→ PROBLEM TO WORK ON:
Find the string "text" in the listing and report every line that has it.

>>>>>

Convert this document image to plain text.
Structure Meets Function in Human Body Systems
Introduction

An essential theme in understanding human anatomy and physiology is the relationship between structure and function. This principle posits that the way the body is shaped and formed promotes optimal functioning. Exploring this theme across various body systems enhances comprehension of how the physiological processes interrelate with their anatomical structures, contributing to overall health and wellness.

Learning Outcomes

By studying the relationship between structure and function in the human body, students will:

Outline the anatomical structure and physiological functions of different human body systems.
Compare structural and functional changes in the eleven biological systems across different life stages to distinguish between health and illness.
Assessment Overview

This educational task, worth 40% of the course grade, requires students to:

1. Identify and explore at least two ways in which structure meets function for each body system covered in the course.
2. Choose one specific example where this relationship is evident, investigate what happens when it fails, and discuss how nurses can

<<<<<
>>>>>

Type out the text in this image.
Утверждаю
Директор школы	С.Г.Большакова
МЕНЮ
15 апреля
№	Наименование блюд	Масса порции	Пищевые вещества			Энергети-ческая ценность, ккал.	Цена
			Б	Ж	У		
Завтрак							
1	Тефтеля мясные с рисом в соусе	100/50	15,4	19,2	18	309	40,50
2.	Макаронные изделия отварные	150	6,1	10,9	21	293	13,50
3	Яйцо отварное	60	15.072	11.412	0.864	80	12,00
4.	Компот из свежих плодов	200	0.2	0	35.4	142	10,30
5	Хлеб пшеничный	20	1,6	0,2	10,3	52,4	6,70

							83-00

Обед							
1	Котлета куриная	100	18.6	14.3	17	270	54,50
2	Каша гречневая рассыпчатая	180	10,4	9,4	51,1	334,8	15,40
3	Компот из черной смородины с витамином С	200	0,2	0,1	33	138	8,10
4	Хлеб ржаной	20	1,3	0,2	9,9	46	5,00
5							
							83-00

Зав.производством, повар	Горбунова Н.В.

<<<<<

→ ANSWER TO THE EXERCISE:
Convert this document image to plain text.
Type out the text in this image.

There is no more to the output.